_REQUIREMENTS:_ Copy each line that has the string "this" somewhere in it.

+++

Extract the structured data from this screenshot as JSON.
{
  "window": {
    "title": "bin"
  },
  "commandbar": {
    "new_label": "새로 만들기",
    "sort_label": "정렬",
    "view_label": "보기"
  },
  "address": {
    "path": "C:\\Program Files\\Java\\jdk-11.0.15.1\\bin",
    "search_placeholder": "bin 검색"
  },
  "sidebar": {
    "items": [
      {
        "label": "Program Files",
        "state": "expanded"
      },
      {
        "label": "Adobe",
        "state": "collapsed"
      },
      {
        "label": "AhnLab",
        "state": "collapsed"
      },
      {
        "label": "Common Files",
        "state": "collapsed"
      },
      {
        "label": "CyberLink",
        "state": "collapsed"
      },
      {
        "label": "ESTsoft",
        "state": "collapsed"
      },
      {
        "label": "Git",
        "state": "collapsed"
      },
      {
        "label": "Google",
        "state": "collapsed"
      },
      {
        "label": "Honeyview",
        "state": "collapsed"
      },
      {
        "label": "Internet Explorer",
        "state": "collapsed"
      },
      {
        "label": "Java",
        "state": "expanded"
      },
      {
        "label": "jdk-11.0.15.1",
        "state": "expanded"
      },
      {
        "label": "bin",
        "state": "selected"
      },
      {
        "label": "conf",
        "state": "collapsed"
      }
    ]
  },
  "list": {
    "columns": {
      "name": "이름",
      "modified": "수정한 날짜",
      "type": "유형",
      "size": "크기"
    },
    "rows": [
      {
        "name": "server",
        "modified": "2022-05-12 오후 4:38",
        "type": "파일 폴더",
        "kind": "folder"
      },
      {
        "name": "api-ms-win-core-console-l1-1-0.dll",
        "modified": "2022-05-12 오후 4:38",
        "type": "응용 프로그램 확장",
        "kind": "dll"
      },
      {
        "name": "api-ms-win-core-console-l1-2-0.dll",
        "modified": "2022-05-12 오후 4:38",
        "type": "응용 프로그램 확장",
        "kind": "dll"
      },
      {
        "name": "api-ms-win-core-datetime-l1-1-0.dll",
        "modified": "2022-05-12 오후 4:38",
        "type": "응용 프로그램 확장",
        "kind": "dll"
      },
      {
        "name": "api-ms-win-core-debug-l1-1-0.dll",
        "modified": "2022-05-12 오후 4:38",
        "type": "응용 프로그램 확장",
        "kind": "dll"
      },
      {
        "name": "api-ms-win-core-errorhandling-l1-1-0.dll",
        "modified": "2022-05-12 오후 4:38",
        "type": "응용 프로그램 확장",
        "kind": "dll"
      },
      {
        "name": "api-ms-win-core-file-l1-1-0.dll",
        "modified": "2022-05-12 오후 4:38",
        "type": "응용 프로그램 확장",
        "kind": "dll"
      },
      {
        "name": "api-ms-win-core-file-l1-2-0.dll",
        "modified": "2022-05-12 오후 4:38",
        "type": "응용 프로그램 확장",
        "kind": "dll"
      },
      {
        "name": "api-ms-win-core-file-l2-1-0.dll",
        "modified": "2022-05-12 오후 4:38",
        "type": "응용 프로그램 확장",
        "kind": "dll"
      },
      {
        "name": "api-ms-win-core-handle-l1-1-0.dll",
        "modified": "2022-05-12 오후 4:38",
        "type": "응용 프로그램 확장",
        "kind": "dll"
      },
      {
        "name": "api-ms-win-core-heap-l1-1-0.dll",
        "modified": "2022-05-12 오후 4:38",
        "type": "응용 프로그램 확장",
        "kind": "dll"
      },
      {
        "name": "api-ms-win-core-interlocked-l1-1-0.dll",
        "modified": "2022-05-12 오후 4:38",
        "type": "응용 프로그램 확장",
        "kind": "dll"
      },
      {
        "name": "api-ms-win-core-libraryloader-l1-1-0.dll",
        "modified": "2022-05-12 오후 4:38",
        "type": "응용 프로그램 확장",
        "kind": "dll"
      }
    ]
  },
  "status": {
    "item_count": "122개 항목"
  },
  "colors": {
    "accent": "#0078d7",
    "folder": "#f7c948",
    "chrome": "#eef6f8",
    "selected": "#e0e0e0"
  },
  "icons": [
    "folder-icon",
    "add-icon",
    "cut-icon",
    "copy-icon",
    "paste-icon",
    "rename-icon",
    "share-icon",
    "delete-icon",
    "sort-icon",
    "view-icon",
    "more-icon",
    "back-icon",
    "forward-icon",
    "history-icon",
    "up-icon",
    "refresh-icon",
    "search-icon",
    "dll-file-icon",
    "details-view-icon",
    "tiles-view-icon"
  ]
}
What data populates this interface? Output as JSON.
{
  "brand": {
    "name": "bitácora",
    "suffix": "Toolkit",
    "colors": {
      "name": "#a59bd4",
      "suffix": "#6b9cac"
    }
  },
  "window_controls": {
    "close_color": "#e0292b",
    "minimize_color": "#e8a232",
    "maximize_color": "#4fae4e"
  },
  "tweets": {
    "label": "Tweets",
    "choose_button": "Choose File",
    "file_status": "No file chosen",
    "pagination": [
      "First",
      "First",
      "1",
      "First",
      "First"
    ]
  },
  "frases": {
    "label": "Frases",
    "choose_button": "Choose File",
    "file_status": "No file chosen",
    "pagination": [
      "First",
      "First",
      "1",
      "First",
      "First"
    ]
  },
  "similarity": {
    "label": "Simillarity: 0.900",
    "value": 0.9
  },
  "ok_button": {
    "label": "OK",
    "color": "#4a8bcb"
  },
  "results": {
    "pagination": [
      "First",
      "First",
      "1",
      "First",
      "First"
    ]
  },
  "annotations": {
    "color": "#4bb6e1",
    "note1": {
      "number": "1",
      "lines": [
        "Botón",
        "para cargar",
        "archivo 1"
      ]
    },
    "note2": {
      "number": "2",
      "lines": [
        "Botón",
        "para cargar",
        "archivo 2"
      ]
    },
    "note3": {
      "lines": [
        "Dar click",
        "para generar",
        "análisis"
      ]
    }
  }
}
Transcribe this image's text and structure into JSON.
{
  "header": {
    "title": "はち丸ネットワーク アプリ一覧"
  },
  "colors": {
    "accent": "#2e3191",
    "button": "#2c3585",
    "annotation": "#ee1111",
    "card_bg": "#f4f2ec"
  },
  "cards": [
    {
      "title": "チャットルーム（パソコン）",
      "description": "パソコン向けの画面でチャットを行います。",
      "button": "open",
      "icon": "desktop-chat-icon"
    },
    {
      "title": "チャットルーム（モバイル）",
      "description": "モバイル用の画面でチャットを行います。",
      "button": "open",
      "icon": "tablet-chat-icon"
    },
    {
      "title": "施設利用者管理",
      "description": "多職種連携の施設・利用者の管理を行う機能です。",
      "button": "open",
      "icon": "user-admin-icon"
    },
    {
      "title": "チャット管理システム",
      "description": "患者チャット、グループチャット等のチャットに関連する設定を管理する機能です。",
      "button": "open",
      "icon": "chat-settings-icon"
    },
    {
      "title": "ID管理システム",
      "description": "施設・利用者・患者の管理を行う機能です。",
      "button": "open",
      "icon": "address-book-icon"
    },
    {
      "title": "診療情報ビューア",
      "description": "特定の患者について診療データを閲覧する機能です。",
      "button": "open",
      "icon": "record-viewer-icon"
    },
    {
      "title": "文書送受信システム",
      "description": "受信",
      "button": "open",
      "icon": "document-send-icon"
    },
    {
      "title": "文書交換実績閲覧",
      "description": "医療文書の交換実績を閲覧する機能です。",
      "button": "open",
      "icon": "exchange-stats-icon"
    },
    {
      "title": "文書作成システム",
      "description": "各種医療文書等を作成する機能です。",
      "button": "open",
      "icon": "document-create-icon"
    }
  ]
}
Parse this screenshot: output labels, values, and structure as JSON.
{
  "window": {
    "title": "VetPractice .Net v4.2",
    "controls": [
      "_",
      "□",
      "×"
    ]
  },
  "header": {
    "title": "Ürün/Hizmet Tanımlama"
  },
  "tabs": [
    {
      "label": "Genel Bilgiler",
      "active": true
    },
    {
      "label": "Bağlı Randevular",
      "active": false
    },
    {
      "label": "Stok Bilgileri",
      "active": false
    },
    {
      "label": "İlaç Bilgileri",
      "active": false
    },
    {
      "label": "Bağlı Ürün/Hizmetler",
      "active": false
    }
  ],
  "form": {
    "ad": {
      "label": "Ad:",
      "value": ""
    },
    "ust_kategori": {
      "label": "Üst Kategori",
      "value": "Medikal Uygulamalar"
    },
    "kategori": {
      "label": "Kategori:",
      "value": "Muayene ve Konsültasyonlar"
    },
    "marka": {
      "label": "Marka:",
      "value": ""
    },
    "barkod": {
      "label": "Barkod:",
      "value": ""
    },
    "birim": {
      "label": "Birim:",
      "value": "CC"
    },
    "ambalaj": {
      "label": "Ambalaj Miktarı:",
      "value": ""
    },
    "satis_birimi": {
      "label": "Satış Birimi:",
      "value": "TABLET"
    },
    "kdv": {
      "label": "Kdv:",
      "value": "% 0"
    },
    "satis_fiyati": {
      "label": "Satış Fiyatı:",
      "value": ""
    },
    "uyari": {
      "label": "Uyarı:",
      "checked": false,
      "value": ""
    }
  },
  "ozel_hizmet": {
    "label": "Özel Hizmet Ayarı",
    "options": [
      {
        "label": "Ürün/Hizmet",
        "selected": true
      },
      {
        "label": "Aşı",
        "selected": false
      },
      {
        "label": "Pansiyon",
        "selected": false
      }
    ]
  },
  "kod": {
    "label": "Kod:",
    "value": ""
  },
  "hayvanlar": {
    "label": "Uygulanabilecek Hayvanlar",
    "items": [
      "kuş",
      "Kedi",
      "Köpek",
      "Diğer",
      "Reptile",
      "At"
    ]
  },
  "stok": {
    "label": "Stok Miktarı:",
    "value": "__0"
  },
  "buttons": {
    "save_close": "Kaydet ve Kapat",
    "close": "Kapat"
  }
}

+++

_RESPONSE TO THE TASK:_
Extract the structured data from this screenshot as JSON.
What data populates this interface? Output as JSON.
Transcribe this image's text and structure into JSON.
Parse this screenshot: output labels, values, and structure as JSON.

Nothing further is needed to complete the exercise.